[Dataset excerpts]
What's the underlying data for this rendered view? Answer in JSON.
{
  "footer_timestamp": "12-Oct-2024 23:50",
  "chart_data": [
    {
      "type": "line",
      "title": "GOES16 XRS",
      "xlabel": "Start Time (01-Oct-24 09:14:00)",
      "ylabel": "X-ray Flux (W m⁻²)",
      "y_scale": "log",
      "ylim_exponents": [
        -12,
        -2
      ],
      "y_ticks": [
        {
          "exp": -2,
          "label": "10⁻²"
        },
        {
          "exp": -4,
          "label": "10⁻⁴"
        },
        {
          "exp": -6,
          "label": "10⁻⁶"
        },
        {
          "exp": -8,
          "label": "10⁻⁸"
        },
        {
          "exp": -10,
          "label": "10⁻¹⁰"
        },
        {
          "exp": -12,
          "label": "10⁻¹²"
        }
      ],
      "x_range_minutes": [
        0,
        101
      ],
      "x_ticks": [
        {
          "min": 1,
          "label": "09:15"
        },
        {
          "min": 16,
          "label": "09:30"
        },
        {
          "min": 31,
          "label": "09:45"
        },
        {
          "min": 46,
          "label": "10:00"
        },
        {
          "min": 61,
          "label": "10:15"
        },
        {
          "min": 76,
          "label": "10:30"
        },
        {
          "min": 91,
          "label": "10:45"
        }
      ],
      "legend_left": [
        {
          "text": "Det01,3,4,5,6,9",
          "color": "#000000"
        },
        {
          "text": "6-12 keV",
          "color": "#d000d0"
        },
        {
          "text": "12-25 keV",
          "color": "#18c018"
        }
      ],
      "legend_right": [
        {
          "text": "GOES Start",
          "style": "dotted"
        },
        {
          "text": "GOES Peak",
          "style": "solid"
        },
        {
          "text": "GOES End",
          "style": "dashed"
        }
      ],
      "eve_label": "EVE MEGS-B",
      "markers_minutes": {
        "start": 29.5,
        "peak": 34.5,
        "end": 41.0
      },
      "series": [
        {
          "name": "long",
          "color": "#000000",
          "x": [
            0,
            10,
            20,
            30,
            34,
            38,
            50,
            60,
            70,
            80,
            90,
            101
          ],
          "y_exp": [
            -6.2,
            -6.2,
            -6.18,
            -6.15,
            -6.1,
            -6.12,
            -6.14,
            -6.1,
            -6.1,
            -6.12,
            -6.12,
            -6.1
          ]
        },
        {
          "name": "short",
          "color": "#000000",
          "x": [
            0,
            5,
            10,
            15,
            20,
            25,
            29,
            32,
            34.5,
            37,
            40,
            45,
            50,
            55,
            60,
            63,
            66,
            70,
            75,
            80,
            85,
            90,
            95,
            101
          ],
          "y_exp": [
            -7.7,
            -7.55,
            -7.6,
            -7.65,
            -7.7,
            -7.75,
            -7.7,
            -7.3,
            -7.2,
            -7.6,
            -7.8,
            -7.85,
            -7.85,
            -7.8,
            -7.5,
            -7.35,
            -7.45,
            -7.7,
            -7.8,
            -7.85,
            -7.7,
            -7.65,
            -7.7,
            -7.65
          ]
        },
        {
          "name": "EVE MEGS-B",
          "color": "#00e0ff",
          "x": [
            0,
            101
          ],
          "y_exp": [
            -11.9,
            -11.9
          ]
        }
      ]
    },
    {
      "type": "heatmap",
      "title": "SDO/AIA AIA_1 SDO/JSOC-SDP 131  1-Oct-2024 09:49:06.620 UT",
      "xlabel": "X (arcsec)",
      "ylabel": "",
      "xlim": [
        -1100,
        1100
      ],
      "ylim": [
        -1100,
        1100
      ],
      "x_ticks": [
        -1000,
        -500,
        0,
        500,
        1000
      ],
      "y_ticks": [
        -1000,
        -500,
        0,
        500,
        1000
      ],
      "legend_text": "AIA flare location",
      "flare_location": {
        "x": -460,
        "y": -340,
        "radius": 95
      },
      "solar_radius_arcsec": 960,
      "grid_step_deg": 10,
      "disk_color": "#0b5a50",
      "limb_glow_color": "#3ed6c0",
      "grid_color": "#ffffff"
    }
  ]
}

[Directions]
Copy every line from the records above that contains the word "xlabel".

[Solution to the problem]
      "xlabel": "Start Time (01-Oct-24 09:14:00)",
      "xlabel": "X (arcsec)",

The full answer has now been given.